# Data shown:
□ □ □ □

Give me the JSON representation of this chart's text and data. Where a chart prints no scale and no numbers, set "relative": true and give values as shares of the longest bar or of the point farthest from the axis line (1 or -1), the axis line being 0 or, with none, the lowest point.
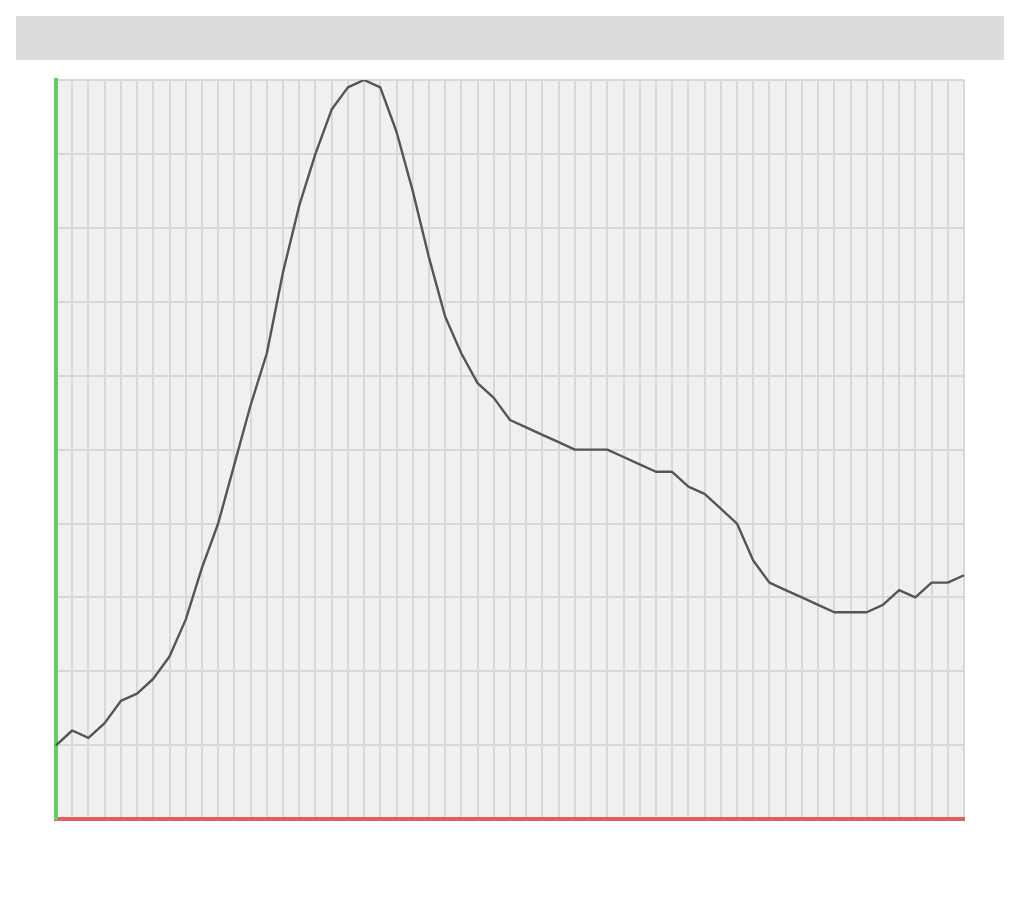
{
  "chart_data": {
    "type": "line",
    "relative": true,
    "grid": true,
    "legend": false,
    "marker": "none",
    "line_style": "solid",
    "categories": [
      null,
      null,
      null,
      null,
      null,
      null,
      null,
      null,
      null,
      null,
      null,
      null,
      null,
      null,
      null,
      null,
      null,
      null,
      null,
      null,
      null,
      null,
      null,
      null,
      null,
      null,
      null,
      null,
      null,
      null,
      null,
      null,
      null,
      null,
      null,
      null,
      null,
      null,
      null,
      null,
      null,
      null,
      null,
      null,
      null,
      null,
      null,
      null,
      null,
      null,
      null,
      null,
      null,
      null,
      null,
      null,
      null
    ],
    "series": [
      {
        "color": "#555555",
        "values": [
          0.1,
          0.12,
          0.11,
          0.13,
          0.16,
          0.17,
          0.19,
          0.22,
          0.27,
          0.34,
          0.4,
          0.48,
          0.56,
          0.63,
          0.74,
          0.83,
          0.9,
          0.96,
          0.99,
          1,
          0.99,
          0.93,
          0.85,
          0.76,
          0.68,
          0.63,
          0.59,
          0.57,
          0.54,
          0.53,
          0.52,
          0.51,
          0.5,
          0.5,
          0.5,
          0.49,
          0.48,
          0.47,
          0.47,
          0.45,
          0.44,
          0.42,
          0.4,
          0.35,
          0.32,
          0.31,
          0.3,
          0.29,
          0.28,
          0.28,
          0.28,
          0.29,
          0.31,
          0.3,
          0.32,
          0.32,
          0.33
        ]
      }
    ]
  }
}
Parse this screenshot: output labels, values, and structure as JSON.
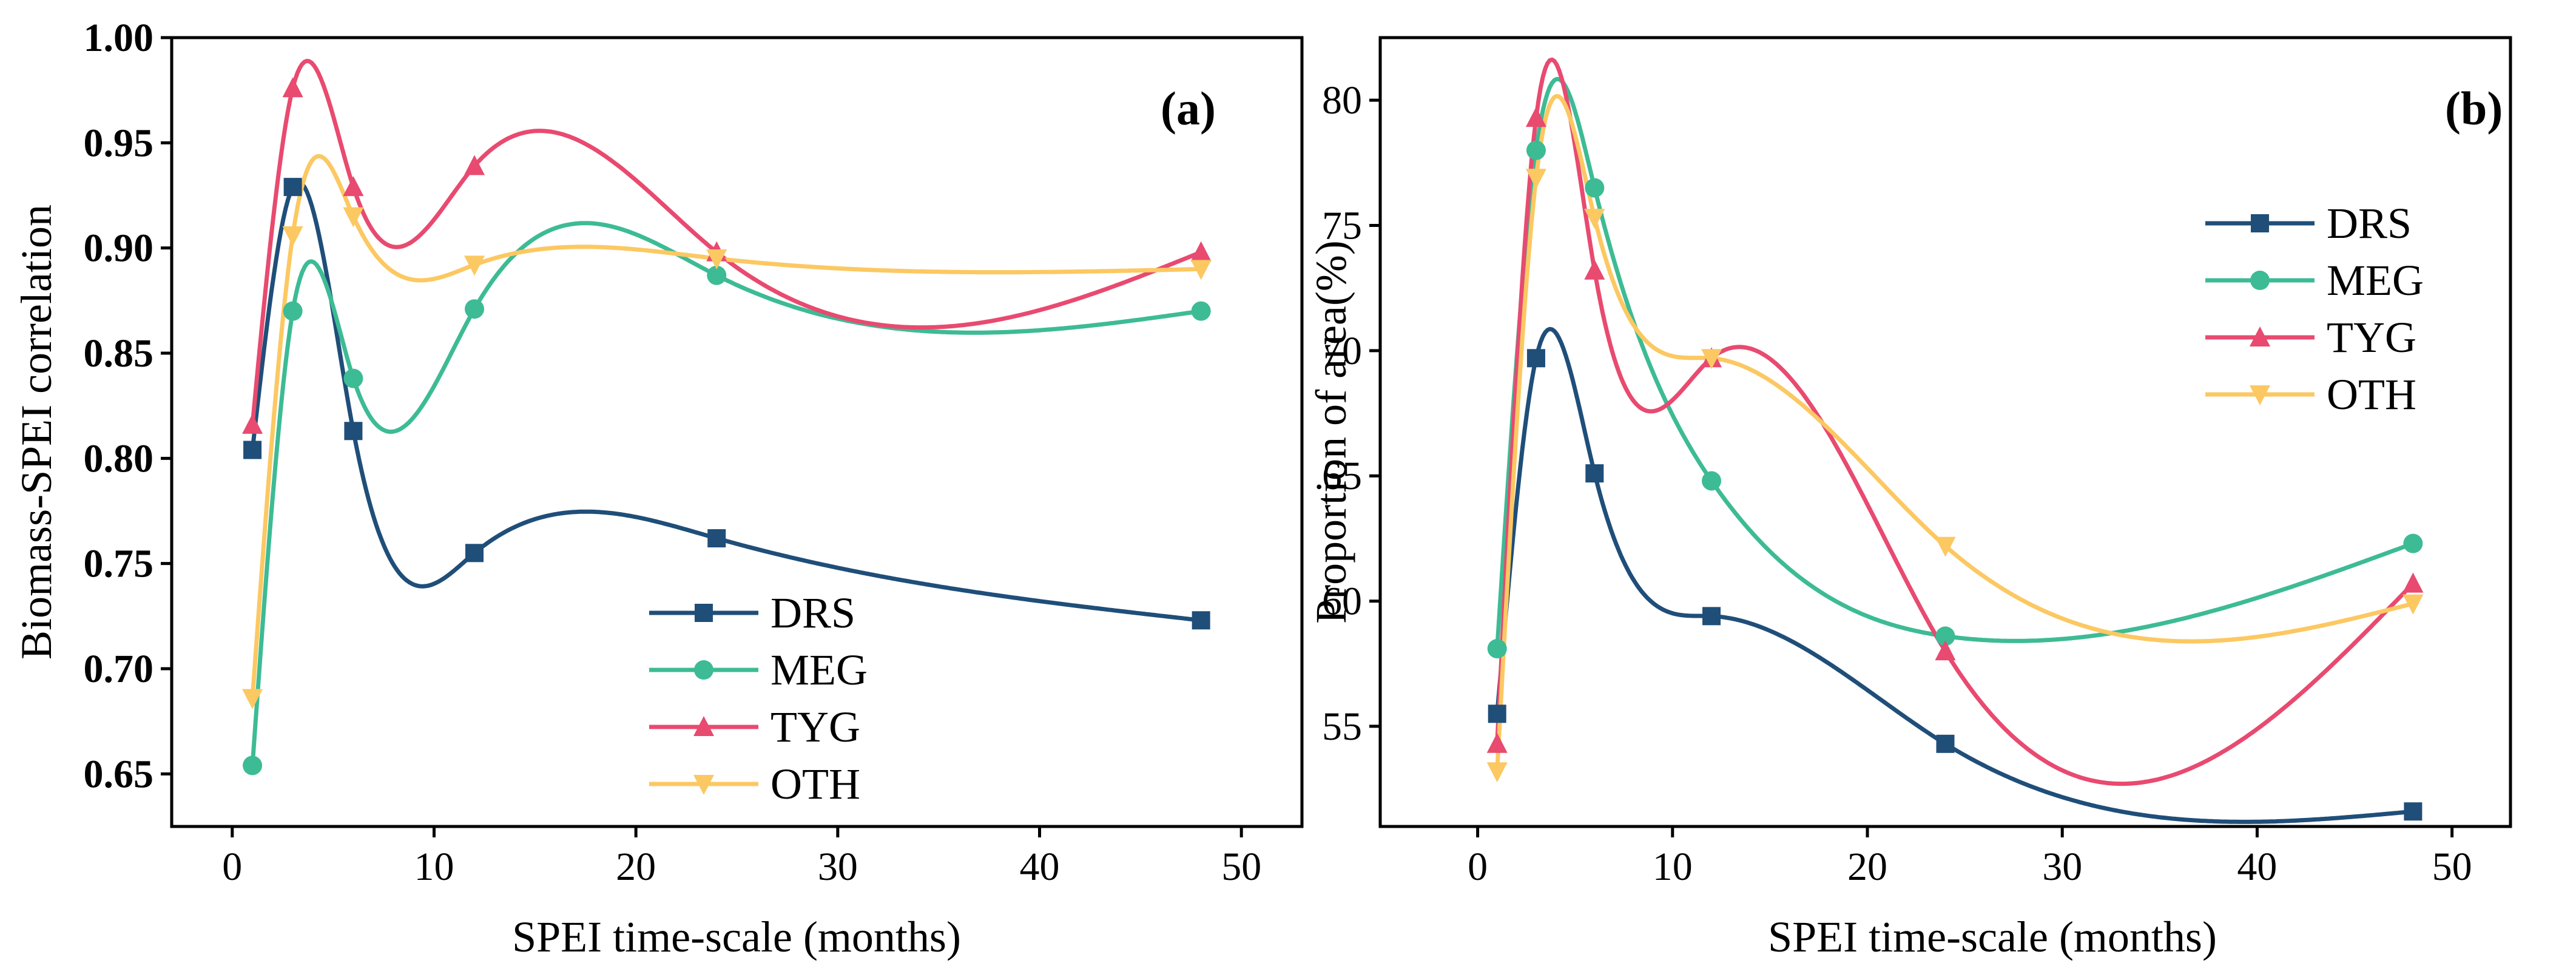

□ □ □ □

# What to produce:
Quote every record above exactly, omitting any pictures they contain.

# Solved problem:
Give me the JSON representation of this chart's text and data. Where a chart prints no scale and no numbers, set "relative": true and give values as shares of the longest bar or of the point farthest from the axis line (1 or -1), the axis line being 0 or, with none, the lowest point.
{
  "chart_data": {
    "type": "line",
    "relative": true,
    "grid": true,
    "legend": false,
    "marker": "none",
    "line_style": "solid",
    "categories": [
      null,
      null,
      null,
      null,
      null,
      null,
      null,
      null,
      null,
      null,
      null,
      null,
      null,
      null,
      null,
      null,
      null,
      null,
      null,
      null,
      null,
      null,
      null,
      null,
      null,
      null,
      null,
      null,
      null,
      null,
      null,
      null,
      null,
      null,
      null,
      null,
      null,
      null,
      null,
      null,
      null,
      null,
      null,
      null,
      null,
      null,
      null,
      null,
      null,
      null,
      null,
      null,
      null,
      null,
      null,
      null,
      null
    ],
    "series": [
      {
        "color": "#555555",
        "values": [
          0.1,
          0.12,
          0.11,
          0.13,
          0.16,
          0.17,
          0.19,
          0.22,
          0.27,
          0.34,
          0.4,
          0.48,
          0.56,
          0.63,
          0.74,
          0.83,
          0.9,
          0.96,
          0.99,
          1,
          0.99,
          0.93,
          0.85,
          0.76,
          0.68,
          0.63,
          0.59,
          0.57,
          0.54,
          0.53,
          0.52,
          0.51,
          0.5,
          0.5,
          0.5,
          0.49,
          0.48,
          0.47,
          0.47,
          0.45,
          0.44,
          0.42,
          0.4,
          0.35,
          0.32,
          0.31,
          0.3,
          0.29,
          0.28,
          0.28,
          0.28,
          0.29,
          0.31,
          0.3,
          0.32,
          0.32,
          0.33
        ]
      }
    ]
  }
}
Parse this screenshot: output labels, values, and structure as JSON.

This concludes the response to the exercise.